<<<<

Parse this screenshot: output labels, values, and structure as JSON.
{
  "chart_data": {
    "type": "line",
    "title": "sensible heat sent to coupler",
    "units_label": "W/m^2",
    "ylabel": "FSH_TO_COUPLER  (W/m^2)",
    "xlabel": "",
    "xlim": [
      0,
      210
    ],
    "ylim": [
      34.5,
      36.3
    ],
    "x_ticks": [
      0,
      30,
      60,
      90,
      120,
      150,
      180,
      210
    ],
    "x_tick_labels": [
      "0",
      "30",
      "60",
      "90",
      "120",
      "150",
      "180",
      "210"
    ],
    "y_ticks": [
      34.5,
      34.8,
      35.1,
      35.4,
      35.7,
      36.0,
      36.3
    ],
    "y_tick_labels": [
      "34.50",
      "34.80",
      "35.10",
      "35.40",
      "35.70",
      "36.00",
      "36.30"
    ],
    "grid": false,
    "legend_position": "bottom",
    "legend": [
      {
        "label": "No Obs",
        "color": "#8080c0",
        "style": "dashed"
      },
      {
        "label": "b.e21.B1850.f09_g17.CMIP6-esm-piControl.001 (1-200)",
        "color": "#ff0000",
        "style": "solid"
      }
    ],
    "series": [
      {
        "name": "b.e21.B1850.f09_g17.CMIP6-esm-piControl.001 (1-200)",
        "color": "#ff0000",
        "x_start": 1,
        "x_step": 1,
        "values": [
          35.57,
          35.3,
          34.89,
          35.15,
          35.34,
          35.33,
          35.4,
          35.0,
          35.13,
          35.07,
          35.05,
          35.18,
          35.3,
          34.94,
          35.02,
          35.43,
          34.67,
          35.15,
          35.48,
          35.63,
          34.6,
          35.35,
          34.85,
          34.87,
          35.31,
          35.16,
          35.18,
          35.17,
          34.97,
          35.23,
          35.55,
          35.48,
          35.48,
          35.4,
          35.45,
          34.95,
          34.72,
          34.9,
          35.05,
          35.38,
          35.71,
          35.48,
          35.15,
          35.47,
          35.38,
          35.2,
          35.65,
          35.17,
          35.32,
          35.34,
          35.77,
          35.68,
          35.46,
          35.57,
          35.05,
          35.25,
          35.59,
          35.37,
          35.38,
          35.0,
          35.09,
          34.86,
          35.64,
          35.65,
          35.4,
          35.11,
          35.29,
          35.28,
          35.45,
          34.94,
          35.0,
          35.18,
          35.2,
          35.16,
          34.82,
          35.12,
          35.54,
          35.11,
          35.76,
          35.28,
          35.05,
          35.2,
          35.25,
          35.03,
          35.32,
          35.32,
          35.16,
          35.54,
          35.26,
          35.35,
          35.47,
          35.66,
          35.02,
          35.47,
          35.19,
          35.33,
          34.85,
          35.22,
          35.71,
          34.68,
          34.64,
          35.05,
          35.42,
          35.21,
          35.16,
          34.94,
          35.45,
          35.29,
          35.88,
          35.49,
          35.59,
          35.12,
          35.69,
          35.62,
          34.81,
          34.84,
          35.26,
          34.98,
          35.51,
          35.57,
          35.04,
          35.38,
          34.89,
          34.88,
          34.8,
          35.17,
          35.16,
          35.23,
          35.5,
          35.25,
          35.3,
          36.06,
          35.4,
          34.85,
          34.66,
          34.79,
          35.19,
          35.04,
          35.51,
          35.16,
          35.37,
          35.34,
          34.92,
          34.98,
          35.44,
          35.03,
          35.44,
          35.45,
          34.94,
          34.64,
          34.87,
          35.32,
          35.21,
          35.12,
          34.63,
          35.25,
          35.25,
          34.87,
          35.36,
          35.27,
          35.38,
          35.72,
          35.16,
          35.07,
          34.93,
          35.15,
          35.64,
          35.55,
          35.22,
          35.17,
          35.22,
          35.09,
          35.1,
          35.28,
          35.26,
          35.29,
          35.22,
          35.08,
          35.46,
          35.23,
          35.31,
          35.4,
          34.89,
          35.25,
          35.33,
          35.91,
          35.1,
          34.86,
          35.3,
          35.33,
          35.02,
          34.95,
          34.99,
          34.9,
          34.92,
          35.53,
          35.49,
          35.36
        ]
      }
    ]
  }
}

>>>>
<<<<

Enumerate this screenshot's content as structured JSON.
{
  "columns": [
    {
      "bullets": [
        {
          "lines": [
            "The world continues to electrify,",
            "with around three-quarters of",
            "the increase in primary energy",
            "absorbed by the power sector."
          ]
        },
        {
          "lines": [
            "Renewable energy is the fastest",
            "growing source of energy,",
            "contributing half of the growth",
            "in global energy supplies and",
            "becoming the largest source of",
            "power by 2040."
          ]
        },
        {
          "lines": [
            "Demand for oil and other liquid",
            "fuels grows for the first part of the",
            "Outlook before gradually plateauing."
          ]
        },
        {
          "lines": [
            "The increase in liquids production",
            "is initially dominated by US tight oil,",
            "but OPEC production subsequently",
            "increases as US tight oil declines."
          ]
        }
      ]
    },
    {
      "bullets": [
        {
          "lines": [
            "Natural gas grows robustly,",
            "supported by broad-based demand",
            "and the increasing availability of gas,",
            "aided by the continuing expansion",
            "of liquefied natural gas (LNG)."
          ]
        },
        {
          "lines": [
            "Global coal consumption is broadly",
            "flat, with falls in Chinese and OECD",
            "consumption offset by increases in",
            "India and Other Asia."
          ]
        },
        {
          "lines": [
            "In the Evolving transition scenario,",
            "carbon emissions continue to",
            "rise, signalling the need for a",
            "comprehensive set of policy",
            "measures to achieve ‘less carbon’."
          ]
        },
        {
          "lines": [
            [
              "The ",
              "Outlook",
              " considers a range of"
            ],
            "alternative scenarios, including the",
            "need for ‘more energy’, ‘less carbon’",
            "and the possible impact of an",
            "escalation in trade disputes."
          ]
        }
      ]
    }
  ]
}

>>>>

Going through the lines above one by one, tally those with the word "this" and give only the total.

2